__What you are asked to do__: Look below for the line with "Extract all readable text from this page.". Extract that line and each one after it through the last, word for word.

Data entries
========================================================================
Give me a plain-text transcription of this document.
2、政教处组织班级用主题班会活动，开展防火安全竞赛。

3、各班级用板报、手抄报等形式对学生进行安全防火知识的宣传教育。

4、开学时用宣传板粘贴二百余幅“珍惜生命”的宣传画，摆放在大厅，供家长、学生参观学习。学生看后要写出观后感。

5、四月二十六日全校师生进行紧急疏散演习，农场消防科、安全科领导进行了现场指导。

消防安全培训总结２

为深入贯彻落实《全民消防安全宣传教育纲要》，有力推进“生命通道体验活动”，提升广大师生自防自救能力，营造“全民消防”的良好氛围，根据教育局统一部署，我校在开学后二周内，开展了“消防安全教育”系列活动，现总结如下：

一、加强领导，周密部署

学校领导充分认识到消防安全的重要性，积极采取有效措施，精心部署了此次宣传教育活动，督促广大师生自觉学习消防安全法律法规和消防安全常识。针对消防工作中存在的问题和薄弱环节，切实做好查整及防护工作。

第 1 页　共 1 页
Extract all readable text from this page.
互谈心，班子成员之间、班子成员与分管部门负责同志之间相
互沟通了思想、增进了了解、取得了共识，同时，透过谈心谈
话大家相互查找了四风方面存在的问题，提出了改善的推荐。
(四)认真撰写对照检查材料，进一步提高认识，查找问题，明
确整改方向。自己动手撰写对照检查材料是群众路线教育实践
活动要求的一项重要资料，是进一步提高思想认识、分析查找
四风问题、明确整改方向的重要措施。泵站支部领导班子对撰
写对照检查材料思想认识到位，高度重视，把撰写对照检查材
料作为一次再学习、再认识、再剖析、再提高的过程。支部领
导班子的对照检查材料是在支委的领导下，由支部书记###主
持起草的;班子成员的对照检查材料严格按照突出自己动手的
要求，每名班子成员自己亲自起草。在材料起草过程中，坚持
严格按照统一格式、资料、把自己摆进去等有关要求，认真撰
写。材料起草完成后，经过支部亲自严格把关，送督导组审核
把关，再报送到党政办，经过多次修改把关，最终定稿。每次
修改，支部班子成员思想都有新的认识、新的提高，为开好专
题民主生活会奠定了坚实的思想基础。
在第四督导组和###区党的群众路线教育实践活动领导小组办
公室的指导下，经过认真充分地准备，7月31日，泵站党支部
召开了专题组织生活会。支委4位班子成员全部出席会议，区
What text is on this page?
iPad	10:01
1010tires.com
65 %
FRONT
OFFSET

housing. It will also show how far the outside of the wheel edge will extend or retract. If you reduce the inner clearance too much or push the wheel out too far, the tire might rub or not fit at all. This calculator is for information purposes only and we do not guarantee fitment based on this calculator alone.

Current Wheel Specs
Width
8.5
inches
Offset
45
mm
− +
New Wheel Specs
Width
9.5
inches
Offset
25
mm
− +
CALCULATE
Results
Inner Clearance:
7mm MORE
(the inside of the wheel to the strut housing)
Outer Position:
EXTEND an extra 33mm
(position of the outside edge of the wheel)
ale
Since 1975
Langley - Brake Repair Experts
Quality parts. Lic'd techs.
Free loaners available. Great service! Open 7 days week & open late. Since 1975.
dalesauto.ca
========================================================================
__Solution to this task__:
Extract all readable text from this page.
互谈心，班子成员之间、班子成员与分管部门负责同志之间相
互沟通了思想、增进了了解、取得了共识，同时，透过谈心谈
话大家相互查找了四风方面存在的问题，提出了改善的推荐。
(四)认真撰写对照检查材料，进一步提高认识，查找问题，明
确整改方向。自己动手撰写对照检查材料是群众路线教育实践
活动要求的一项重要资料，是进一步提高思想认识、分析查找
四风问题、明确整改方向的重要措施。泵站支部领导班子对撰
写对照检查材料思想认识到位，高度重视，把撰写对照检查材
料作为一次再学习、再认识、再剖析、再提高的过程。支部领
导班子的对照检查材料是在支委的领导下，由支部书记###主
持起草的;班子成员的对照检查材料严格按照突出自己动手的
要求，每名班子成员自己亲自起草。在材料起草过程中，坚持
严格按照统一格式、资料、把自己摆进去等有关要求，认真撰
写。材料起草完成后，经过支部亲自严格把关，送督导组审核
把关，再报送到党政办，经过多次修改把关，最终定稿。每次
修改，支部班子成员思想都有新的认识、新的提高，为开好专
题民主生活会奠定了坚实的思想基础。
在第四督导组和###区党的群众路线教育实践活动领导小组办
公室的指导下，经过认真充分地准备，7月31日，泵站党支部
召开了专题组织生活会。支委4位班子成员全部出席会议，区
What text is on this page?
iPad	10:01
1010tires.com
65 %
FRONT
OFFSET

housing. It will also show how far the outside of the wheel edge will extend or retract. If you reduce the inner clearance too much or push the wheel out too far, the tire might rub or not fit at all. This calculator is for information purposes only and we do not guarantee fitment based on this calculator alone.

Current Wheel Specs
Width
8.5
inches
Offset
45
mm
− +
New Wheel Specs
Width
9.5
inches
Offset
25
mm
− +
CALCULATE
Results
Inner Clearance:
7mm MORE
(the inside of the wheel to the strut housing)
Outer Position:
EXTEND an extra 33mm
(position of the outside edge of the wheel)
ale
Since 1975
Langley - Brake Repair Experts
Quality parts. Lic'd techs.
Free loaners available. Great service! Open 7 days week & open late. Since 1975.
dalesauto.ca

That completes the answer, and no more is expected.